*WORK REQUIRED*:
Skip the images. Copy the records exactly as written.
## Begin
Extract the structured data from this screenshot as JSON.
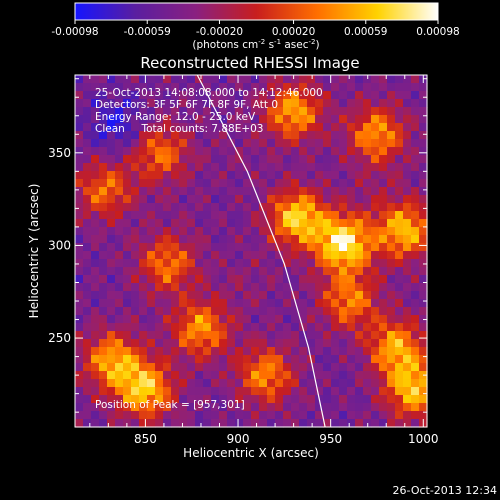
{
  "chart_data": {
    "type": "heatmap",
    "title": "Reconstructed RHESSI Image",
    "xlabel": "Heliocentric X (arcsec)",
    "ylabel": "Heliocentric Y (arcsec)",
    "xlim": [
      812,
      1002
    ],
    "ylim": [
      202,
      392
    ],
    "x_ticks": [
      850,
      900,
      950,
      1000
    ],
    "y_ticks": [
      250,
      300,
      350
    ],
    "colorbar": {
      "range": [
        -0.00098,
        0.00098
      ],
      "ticks": [
        "-0.00098",
        "-0.00059",
        "-0.00020",
        "0.00020",
        "0.00059",
        "0.00098"
      ],
      "units_parts": [
        "(photons cm",
        "-2",
        " s",
        "-1",
        " asec",
        "-2",
        ")"
      ],
      "colormap": [
        "#1515ff",
        "#5a1ea0",
        "#8a2080",
        "#c81e1e",
        "#ff6e00",
        "#ffd200",
        "#ffffff"
      ]
    },
    "annotations": [
      "25-Oct-2013 14:08:08.000 to 14:12:46.000",
      "Detectors: 3F 5F 6F 7F 8F 9F, Att 0",
      "Energy Range: 12.0 - 25.0 keV",
      "Clean     Total counts: 7.88E+03"
    ],
    "peak_label": "Position of Peak = [957,301]",
    "peak": [
      957,
      301
    ],
    "limb_curve": [
      [
        878,
        392
      ],
      [
        905,
        340
      ],
      [
        925,
        290
      ],
      [
        938,
        245
      ],
      [
        947,
        202
      ]
    ],
    "sources": [
      {
        "x": 957,
        "y": 301,
        "value": 0.00098
      },
      {
        "x": 932,
        "y": 315,
        "value": 0.0008
      },
      {
        "x": 990,
        "y": 308,
        "value": 0.0007
      },
      {
        "x": 930,
        "y": 372,
        "value": 0.00062
      },
      {
        "x": 975,
        "y": 360,
        "value": 0.00055
      },
      {
        "x": 850,
        "y": 222,
        "value": 0.00075
      },
      {
        "x": 832,
        "y": 238,
        "value": 0.0006
      },
      {
        "x": 880,
        "y": 255,
        "value": 0.00055
      },
      {
        "x": 915,
        "y": 230,
        "value": 0.0005
      },
      {
        "x": 985,
        "y": 245,
        "value": 0.0006
      },
      {
        "x": 995,
        "y": 222,
        "value": 0.0007
      },
      {
        "x": 960,
        "y": 270,
        "value": 0.00045
      },
      {
        "x": 862,
        "y": 290,
        "value": 0.00042
      },
      {
        "x": 828,
        "y": 330,
        "value": 0.00038
      },
      {
        "x": 858,
        "y": 350,
        "value": 0.0004
      },
      {
        "x": 835,
        "y": 365,
        "value": -0.0009
      },
      {
        "x": 870,
        "y": 318,
        "value": -0.0004
      },
      {
        "x": 960,
        "y": 235,
        "value": -0.0005
      },
      {
        "x": 905,
        "y": 280,
        "value": -0.0003
      },
      {
        "x": 900,
        "y": 350,
        "value": -0.00035
      },
      {
        "x": 975,
        "y": 330,
        "value": -0.0003
      }
    ],
    "grid": false
  },
  "timestamp": "26-Oct-2013 12:34"
}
## End
*RESPONSE TO THE EXERCISE*:
Extract the structured data from this screenshot as JSON.
{
  "chart_data": {
    "type": "heatmap",
    "title": "Reconstructed RHESSI Image",
    "xlabel": "Heliocentric X (arcsec)",
    "ylabel": "Heliocentric Y (arcsec)",
    "xlim": [
      812,
      1002
    ],
    "ylim": [
      202,
      392
    ],
    "x_ticks": [
      850,
      900,
      950,
      1000
    ],
    "y_ticks": [
      250,
      300,
      350
    ],
    "colorbar": {
      "range": [
        -0.00098,
        0.00098
      ],
      "ticks": [
        "-0.00098",
        "-0.00059",
        "-0.00020",
        "0.00020",
        "0.00059",
        "0.00098"
      ],
      "units_parts": [
        "(photons cm",
        "-2",
        " s",
        "-1",
        " asec",
        "-2",
        ")"
      ],
      "colormap": [
        "#1515ff",
        "#5a1ea0",
        "#8a2080",
        "#c81e1e",
        "#ff6e00",
        "#ffd200",
        "#ffffff"
      ]
    },
    "annotations": [
      "25-Oct-2013 14:08:08.000 to 14:12:46.000",
      "Detectors: 3F 5F 6F 7F 8F 9F, Att 0",
      "Energy Range: 12.0 - 25.0 keV",
      "Clean     Total counts: 7.88E+03"
    ],
    "peak_label": "Position of Peak = [957,301]",
    "peak": [
      957,
      301
    ],
    "limb_curve": [
      [
        878,
        392
      ],
      [
        905,
        340
      ],
      [
        925,
        290
      ],
      [
        938,
        245
      ],
      [
        947,
        202
      ]
    ],
    "sources": [
      {
        "x": 957,
        "y": 301,
        "value": 0.00098
      },
      {
        "x": 932,
        "y": 315,
        "value": 0.0008
      },
      {
        "x": 990,
        "y": 308,
        "value": 0.0007
      },
      {
        "x": 930,
        "y": 372,
        "value": 0.00062
      },
      {
        "x": 975,
        "y": 360,
        "value": 0.00055
      },
      {
        "x": 850,
        "y": 222,
        "value": 0.00075
      },
      {
        "x": 832,
        "y": 238,
        "value": 0.0006
      },
      {
        "x": 880,
        "y": 255,
        "value": 0.00055
      },
      {
        "x": 915,
        "y": 230,
        "value": 0.0005
      },
      {
        "x": 985,
        "y": 245,
        "value": 0.0006
      },
      {
        "x": 995,
        "y": 222,
        "value": 0.0007
      },
      {
        "x": 960,
        "y": 270,
        "value": 0.00045
      },
      {
        "x": 862,
        "y": 290,
        "value": 0.00042
      },
      {
        "x": 828,
        "y": 330,
        "value": 0.00038
      },
      {
        "x": 858,
        "y": 350,
        "value": 0.0004
      },
      {
        "x": 835,
        "y": 365,
        "value": -0.0009
      },
      {
        "x": 870,
        "y": 318,
        "value": -0.0004
      },
      {
        "x": 960,
        "y": 235,
        "value": -0.0005
      },
      {
        "x": 905,
        "y": 280,
        "value": -0.0003
      },
      {
        "x": 900,
        "y": 350,
        "value": -0.00035
      },
      {
        "x": 975,
        "y": 330,
        "value": -0.0003
      }
    ],
    "grid": false
  },
  "timestamp": "26-Oct-2013 12:34"
}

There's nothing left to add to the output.